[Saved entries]
start

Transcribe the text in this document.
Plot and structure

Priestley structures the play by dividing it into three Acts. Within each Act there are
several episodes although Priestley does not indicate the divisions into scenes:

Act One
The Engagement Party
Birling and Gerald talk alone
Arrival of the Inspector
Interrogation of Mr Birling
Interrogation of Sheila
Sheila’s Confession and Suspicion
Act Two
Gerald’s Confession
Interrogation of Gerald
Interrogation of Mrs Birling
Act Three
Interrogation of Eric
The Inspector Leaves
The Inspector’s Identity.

end
start

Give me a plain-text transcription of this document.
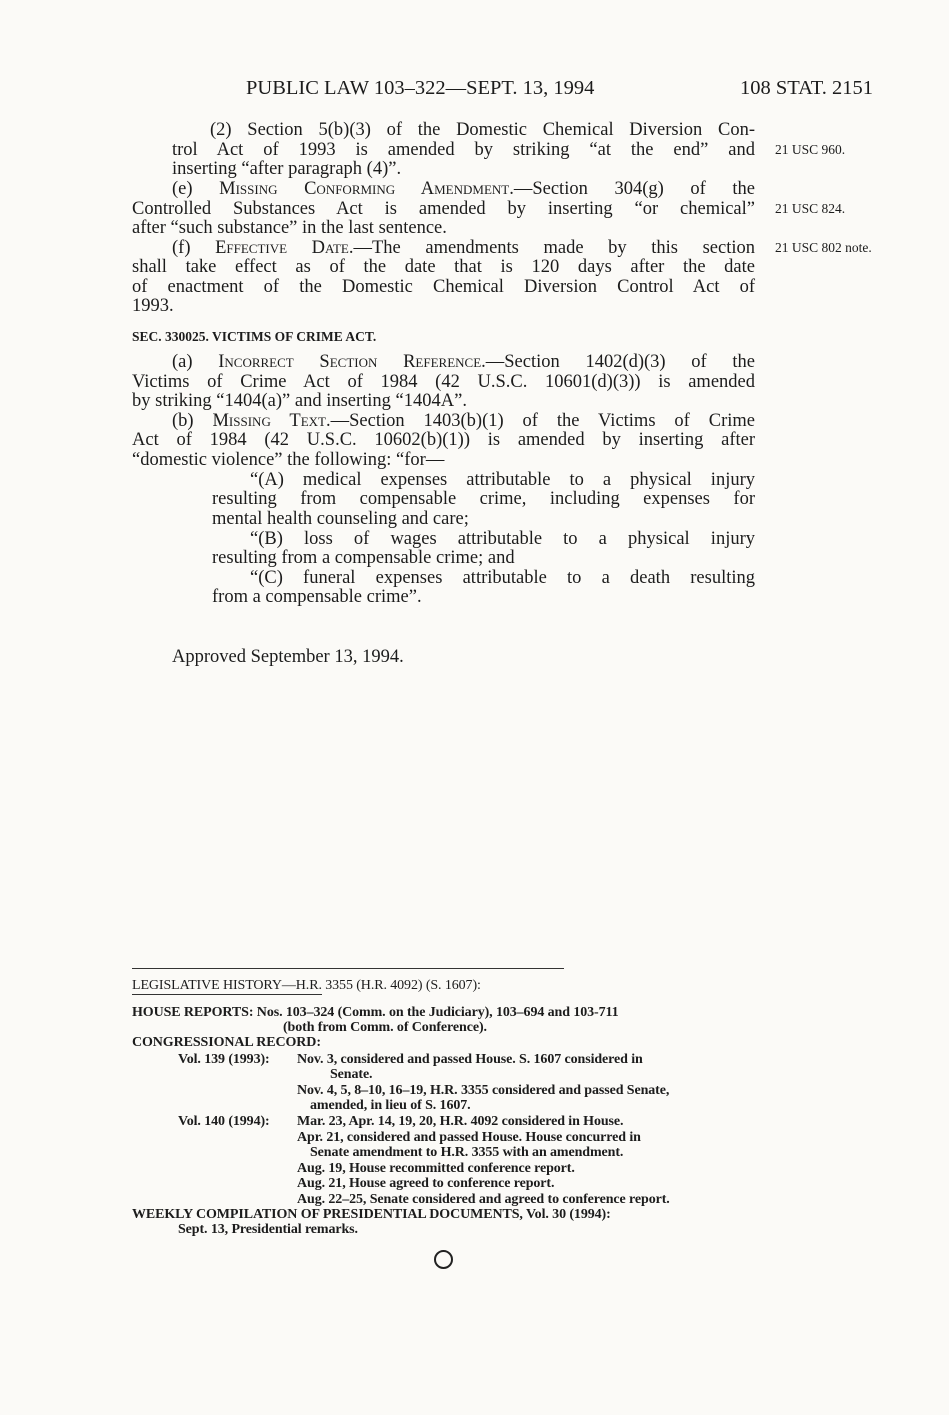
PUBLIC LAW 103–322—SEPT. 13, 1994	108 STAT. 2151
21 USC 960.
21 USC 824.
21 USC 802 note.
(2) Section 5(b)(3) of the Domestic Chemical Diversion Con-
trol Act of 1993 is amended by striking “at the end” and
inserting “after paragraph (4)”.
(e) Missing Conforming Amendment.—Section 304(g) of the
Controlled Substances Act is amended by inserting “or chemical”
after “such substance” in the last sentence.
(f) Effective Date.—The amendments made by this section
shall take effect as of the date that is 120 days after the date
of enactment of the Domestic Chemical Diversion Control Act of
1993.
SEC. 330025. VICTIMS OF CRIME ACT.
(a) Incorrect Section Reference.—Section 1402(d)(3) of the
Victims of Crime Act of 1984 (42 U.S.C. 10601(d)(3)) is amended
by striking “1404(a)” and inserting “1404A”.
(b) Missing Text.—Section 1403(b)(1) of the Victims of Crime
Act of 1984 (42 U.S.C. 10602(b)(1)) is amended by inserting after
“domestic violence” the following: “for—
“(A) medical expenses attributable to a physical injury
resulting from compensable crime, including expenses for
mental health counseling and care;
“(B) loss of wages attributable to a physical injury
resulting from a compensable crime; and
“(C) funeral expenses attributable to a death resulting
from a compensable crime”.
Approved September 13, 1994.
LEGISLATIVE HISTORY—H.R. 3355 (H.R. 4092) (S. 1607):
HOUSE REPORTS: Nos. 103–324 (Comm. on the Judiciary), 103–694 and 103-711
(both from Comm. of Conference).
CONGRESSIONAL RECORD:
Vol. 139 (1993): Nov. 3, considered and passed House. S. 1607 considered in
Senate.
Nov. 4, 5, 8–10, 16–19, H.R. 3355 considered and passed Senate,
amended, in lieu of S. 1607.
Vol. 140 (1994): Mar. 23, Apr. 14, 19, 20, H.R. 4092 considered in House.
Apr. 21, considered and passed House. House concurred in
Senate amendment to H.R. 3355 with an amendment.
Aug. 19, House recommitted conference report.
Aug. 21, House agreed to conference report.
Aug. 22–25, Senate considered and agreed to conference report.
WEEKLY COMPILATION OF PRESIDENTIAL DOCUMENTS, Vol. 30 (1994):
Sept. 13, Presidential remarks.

end
start

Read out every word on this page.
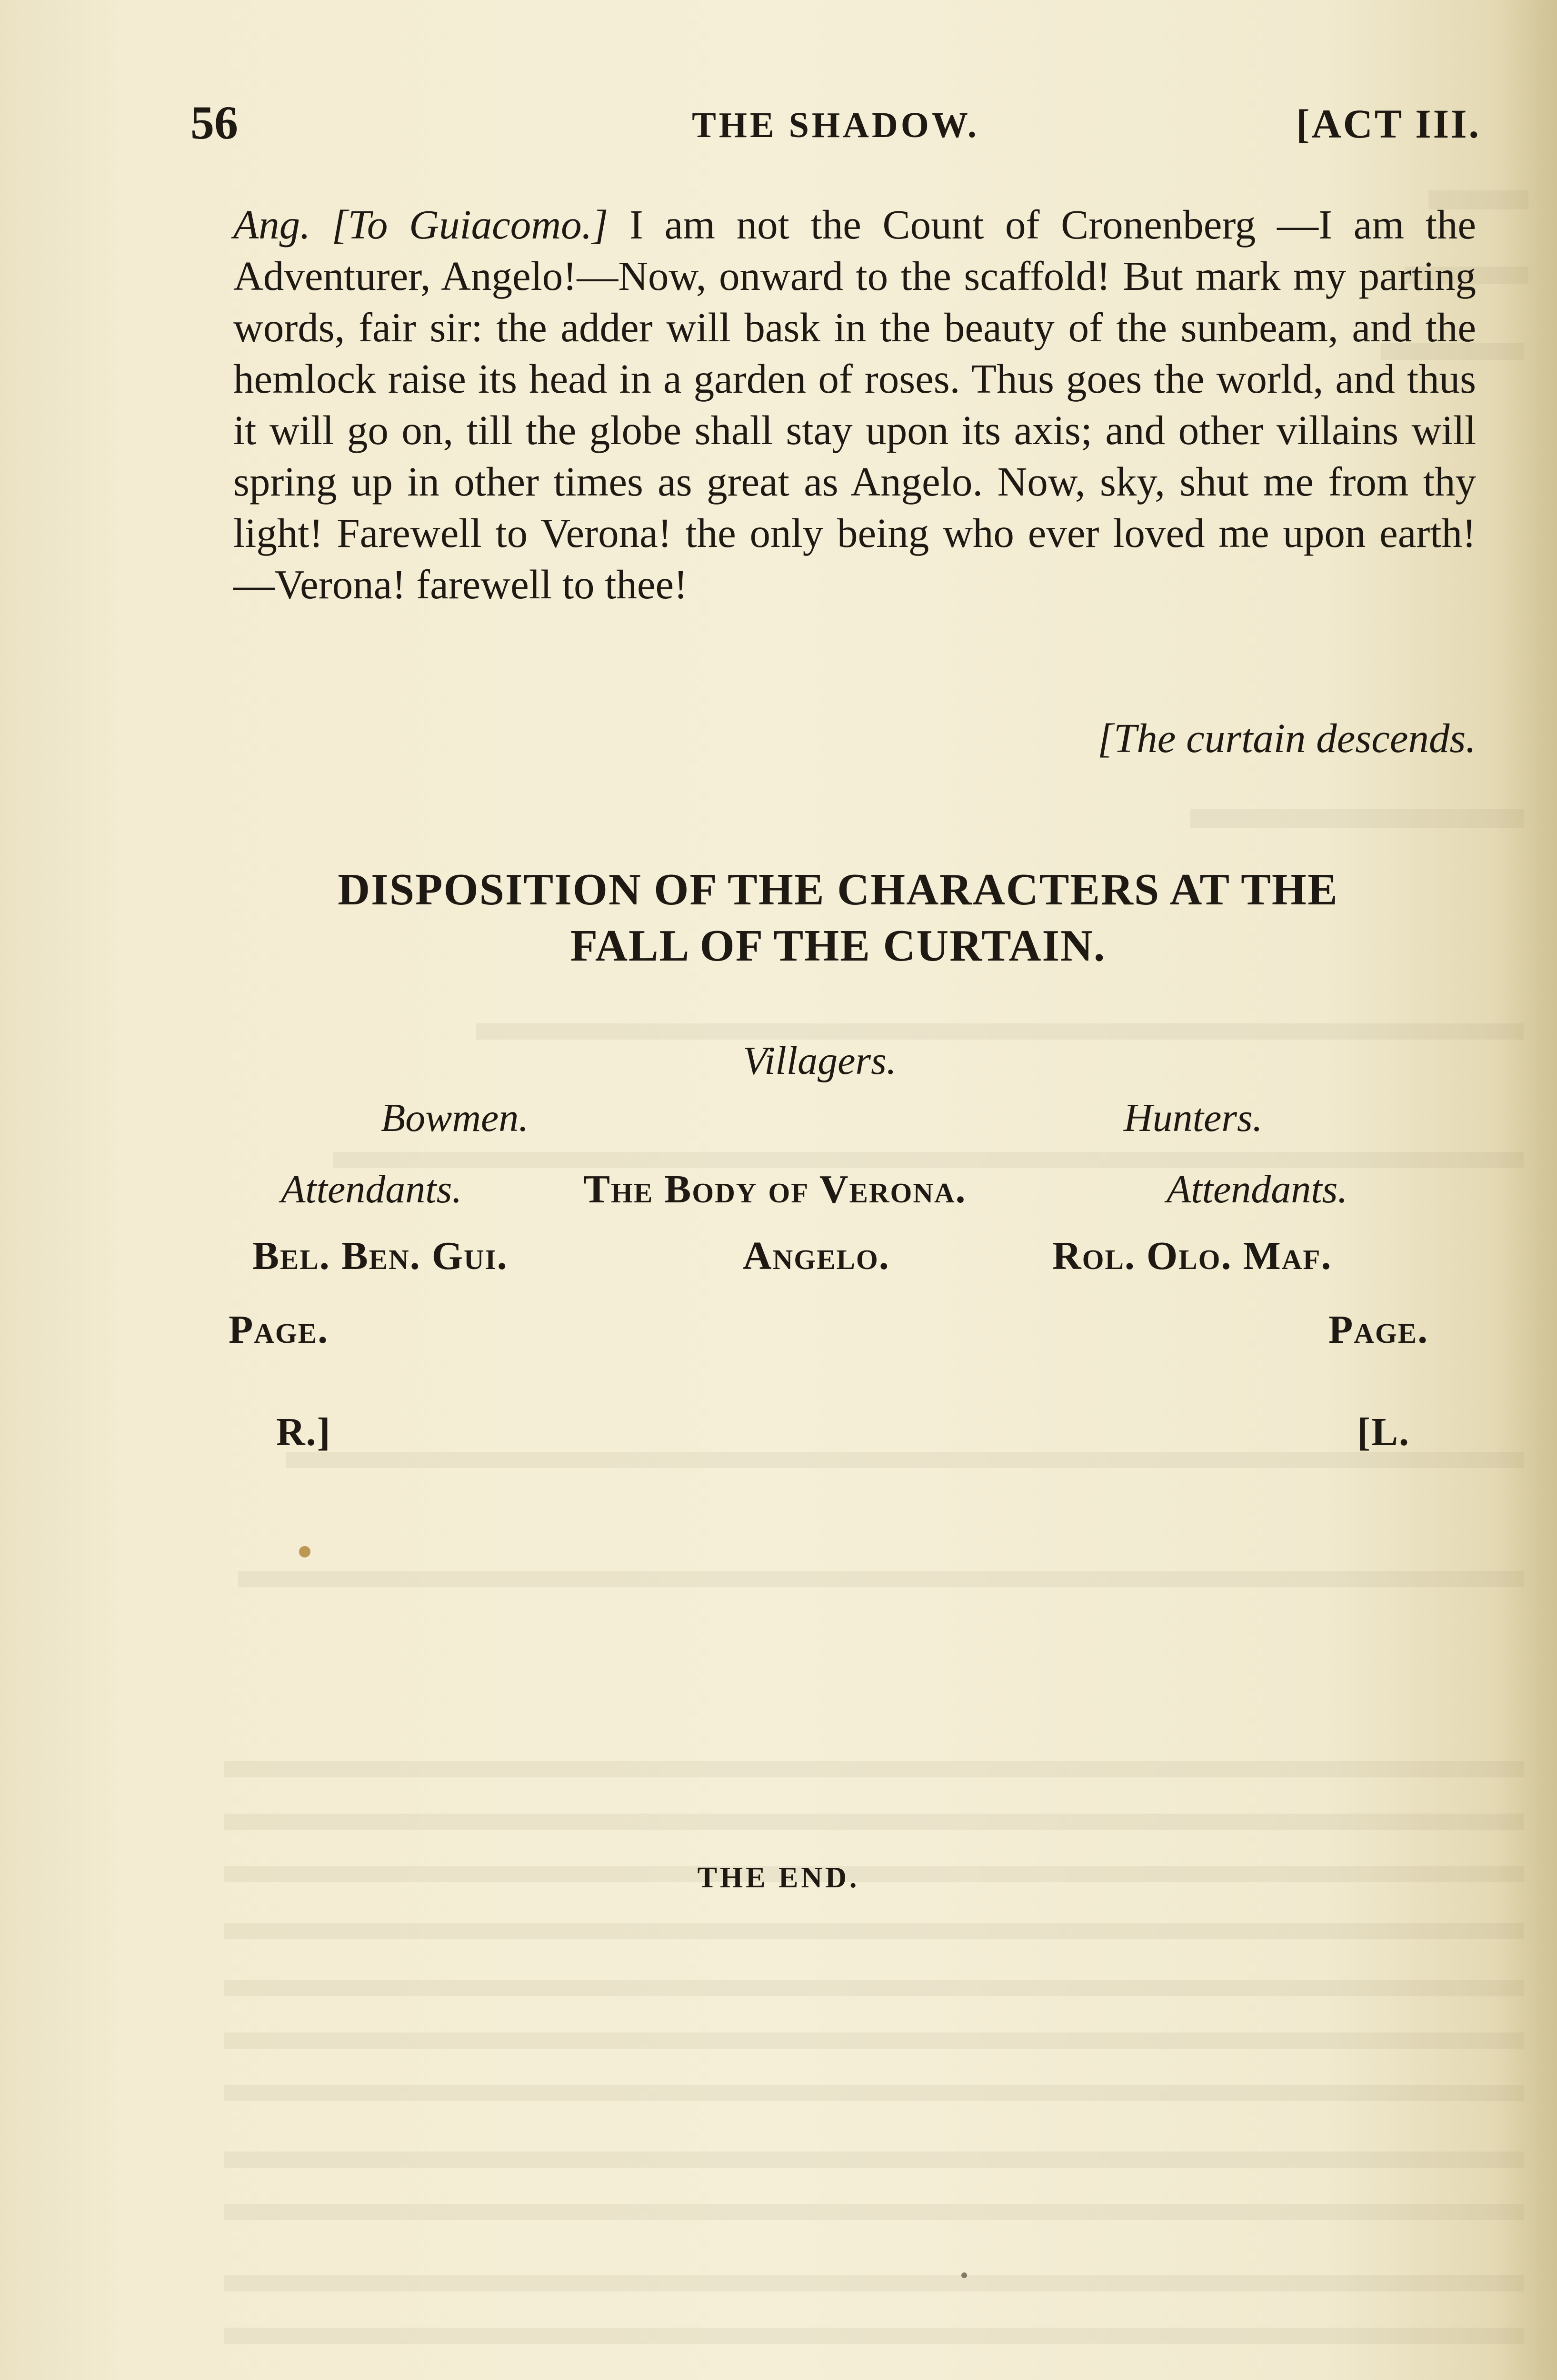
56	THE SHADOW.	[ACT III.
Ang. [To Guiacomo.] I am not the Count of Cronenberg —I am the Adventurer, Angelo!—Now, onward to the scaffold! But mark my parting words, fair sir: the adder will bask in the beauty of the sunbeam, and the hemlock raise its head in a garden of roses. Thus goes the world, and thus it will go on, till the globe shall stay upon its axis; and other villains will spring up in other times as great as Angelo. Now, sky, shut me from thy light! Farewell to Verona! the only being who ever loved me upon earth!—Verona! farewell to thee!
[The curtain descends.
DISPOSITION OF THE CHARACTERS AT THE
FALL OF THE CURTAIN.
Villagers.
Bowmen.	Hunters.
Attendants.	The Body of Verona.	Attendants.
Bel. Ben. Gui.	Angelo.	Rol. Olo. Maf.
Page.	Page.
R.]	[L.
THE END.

end

● WRITTEN TASK:
Each line in the data that holds the string "after" should be found and copied.

● THE REPLY:
inserting “after paragraph (4)”.
after “such substance” in the last sentence.
shall take effect as of the date that is 120 days after the date
Act of 1984 (42 U.S.C. 10602(b)(1)) is amended by inserting after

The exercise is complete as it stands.